> [EXERCISE OBJECTIVE]
Every record below should be printed exactly as given.

> [SUPPLIED RECORDS]
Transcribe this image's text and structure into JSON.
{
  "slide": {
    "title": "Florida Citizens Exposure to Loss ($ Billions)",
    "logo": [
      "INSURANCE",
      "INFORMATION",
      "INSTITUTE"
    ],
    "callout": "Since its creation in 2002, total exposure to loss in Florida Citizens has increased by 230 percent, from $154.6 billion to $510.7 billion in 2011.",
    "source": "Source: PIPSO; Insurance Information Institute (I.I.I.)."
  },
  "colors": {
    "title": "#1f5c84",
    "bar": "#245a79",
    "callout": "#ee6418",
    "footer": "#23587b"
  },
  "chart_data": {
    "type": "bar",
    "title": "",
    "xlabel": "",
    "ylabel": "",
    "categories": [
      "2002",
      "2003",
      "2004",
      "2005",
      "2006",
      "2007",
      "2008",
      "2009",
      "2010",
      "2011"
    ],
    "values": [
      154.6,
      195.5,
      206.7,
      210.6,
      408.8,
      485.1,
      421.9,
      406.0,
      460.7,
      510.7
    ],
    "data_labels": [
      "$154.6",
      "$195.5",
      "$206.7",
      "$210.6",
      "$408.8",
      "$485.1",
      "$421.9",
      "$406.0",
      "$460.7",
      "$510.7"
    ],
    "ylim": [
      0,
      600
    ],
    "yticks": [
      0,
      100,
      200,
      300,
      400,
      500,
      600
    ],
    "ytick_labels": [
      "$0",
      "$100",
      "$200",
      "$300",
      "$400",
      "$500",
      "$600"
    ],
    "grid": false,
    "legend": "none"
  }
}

> [WRITTEN SOLUTION]
Transcribe this image's text and structure into JSON.
{
  "slide": {
    "title": "Florida Citizens Exposure to Loss ($ Billions)",
    "logo": [
      "INSURANCE",
      "INFORMATION",
      "INSTITUTE"
    ],
    "callout": "Since its creation in 2002, total exposure to loss in Florida Citizens has increased by 230 percent, from $154.6 billion to $510.7 billion in 2011.",
    "source": "Source: PIPSO; Insurance Information Institute (I.I.I.)."
  },
  "colors": {
    "title": "#1f5c84",
    "bar": "#245a79",
    "callout": "#ee6418",
    "footer": "#23587b"
  },
  "chart_data": {
    "type": "bar",
    "title": "",
    "xlabel": "",
    "ylabel": "",
    "categories": [
      "2002",
      "2003",
      "2004",
      "2005",
      "2006",
      "2007",
      "2008",
      "2009",
      "2010",
      "2011"
    ],
    "values": [
      154.6,
      195.5,
      206.7,
      210.6,
      408.8,
      485.1,
      421.9,
      406.0,
      460.7,
      510.7
    ],
    "data_labels": [
      "$154.6",
      "$195.5",
      "$206.7",
      "$210.6",
      "$408.8",
      "$485.1",
      "$421.9",
      "$406.0",
      "$460.7",
      "$510.7"
    ],
    "ylim": [
      0,
      600
    ],
    "yticks": [
      0,
      100,
      200,
      300,
      400,
      500,
      600
    ],
    "ytick_labels": [
      "$0",
      "$100",
      "$200",
      "$300",
      "$400",
      "$500",
      "$600"
    ],
    "grid": false,
    "legend": "none"
  }
}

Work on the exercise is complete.